● **Required work**:
A - Translate this sentence from the multi-channel encoder description into Spanish: "Generally, channel subband signals should be generated for all input signals in that portion of the spectrum that will be analyzed by spatial coder 40 to determine soundfield spatial characteristics."
B - Extend the multi-channel encoder description beyond its final sentence.

━━ Source document ━━

Fig. 1 illustrates one embodiment of a multi-channel encoder according to the present 
invention. Subband signal generator 10 receives an input signal from path 1 and, in response to 
that input signal, generates channel subband signals along paths 1 1 and 12. Similarly, subband 
signal generator 20 generates channel subband signals along paths 21 and 22 in response to an 
input signal received from path 2 and subband signal generator 30 generates channel subband 
signals along paths 31 and 32 in response to an input signal received from path 3. In many 
practical embodiments, more than two channel subband signals are generated by each subband 
signal generator 

For many applications, it is anticipated that each subband signal generator will generate 
channel subband signals representing frequency subbands that span the useful bandwidth of 
each input signal; however, this is not required to practice the present invention. For example, 
one or more subband signal generators may generate channel subband signals that represent only 
a portion of the useful bandwidth, say only the portion of the bandwidth below about 1.5 kHz. 
Generally, channel subband signals should be generated for all input signals in that portion of 
the spectrum that will be analyzed by spatial coder 40 to determine soundfield spatial 
characteristics.

━━━
━━ Entries shown ━━

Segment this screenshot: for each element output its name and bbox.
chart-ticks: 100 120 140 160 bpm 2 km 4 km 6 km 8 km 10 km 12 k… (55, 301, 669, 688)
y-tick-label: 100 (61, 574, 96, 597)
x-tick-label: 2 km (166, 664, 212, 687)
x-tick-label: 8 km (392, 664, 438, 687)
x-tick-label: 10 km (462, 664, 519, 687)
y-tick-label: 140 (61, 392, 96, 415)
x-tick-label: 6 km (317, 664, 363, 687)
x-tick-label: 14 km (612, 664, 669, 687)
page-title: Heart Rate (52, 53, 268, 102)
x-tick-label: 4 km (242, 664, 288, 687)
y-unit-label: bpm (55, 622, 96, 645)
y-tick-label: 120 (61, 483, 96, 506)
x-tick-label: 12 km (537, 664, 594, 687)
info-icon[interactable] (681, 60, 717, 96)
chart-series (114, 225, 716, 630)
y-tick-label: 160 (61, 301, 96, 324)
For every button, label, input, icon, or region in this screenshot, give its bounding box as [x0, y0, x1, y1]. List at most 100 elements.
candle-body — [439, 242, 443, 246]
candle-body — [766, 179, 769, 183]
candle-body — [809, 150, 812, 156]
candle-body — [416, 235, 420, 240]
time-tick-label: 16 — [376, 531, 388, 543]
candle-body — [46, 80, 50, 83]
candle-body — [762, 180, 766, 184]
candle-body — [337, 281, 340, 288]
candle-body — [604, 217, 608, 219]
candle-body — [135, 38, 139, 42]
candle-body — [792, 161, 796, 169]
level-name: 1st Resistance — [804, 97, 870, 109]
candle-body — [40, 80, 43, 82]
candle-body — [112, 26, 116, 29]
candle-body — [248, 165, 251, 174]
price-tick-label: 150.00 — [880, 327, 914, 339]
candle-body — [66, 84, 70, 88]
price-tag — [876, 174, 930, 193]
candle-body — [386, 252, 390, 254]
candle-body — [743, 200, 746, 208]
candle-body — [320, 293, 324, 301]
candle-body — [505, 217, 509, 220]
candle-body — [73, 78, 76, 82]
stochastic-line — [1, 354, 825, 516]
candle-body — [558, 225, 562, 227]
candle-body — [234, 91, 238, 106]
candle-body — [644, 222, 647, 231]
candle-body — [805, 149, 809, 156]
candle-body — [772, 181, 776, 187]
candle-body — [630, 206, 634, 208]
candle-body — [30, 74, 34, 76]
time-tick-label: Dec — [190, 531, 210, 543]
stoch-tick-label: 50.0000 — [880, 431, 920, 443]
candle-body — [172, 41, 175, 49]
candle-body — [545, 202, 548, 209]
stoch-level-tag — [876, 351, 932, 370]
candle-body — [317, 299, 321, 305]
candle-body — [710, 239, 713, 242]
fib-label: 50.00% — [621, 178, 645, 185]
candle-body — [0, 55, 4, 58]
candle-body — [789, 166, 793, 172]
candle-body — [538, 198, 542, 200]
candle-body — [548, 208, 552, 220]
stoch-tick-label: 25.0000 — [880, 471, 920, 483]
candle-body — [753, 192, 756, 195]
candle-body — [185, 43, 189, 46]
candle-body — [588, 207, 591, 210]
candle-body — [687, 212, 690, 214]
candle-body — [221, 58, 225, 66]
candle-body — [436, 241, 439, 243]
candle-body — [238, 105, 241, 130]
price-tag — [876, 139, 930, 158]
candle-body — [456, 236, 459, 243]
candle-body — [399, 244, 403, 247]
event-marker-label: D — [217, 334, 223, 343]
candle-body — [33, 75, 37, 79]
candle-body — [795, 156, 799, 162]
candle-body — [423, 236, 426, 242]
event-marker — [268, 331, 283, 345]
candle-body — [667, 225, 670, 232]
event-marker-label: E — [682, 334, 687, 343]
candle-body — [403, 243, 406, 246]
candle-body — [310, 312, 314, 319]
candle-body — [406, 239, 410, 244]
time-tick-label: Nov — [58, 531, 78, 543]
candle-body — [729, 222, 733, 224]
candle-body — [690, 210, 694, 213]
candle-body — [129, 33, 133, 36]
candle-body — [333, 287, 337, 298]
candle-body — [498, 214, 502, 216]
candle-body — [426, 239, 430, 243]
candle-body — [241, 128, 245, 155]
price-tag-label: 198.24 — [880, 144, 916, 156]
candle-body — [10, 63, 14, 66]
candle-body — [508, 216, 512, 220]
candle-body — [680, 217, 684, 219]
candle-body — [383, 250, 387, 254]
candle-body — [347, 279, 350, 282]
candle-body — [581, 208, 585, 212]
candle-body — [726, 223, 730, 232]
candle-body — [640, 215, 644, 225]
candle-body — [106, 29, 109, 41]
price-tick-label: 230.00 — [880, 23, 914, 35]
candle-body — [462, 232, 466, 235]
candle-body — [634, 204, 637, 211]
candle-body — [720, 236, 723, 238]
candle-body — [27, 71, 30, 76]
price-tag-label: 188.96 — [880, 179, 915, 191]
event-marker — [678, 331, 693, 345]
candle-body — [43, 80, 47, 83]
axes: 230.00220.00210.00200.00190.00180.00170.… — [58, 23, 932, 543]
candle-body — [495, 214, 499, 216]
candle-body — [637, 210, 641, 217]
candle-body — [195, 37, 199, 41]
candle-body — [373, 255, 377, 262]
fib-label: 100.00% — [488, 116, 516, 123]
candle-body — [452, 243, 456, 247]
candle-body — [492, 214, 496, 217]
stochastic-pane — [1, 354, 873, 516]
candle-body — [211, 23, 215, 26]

━━━

● **Responses in order**:
A - En general, las señales de subbanda de canal deben generarse para todas las señales de entrada en la porción del espectro que será analizada por el codificador espacial 40 para determinar las características espaciales del campo sonoro.

B -
Spatial coder 40 generates spatial-characteristic signals along paths 41 and 42 in 
response to the channel subband signals received from the subband signal generators. Each of 
these spatial-characteristic signals represent the spatial characteristic of a soundfield that 
corresponds to one or more channel subband signals in a respective frequency subband. 
Composite signal generator 60 generates a composite signal along path 61 by combining the 
input signals received from paths 1, 2 and 3. 

Although it is anticipated that the present invention will be used in conjunction with 
some type of data compression such as perceptual coding, data compression is not required to 
practice the present invention. If data compression is used, essentially any form of data 
compression may be applied to the composite signal generated along path 61. 

Formatter 50 assembles the spatial-characteristic signals received from paths 41 and 42 
and the composite signal received from path 61 into an output signal that is passed along path 51 
for transmission or storage. If the composite signal is subjected to data compression or 
encoding, the encoded form is assembled into the output signal rather than the composite signal 
itself.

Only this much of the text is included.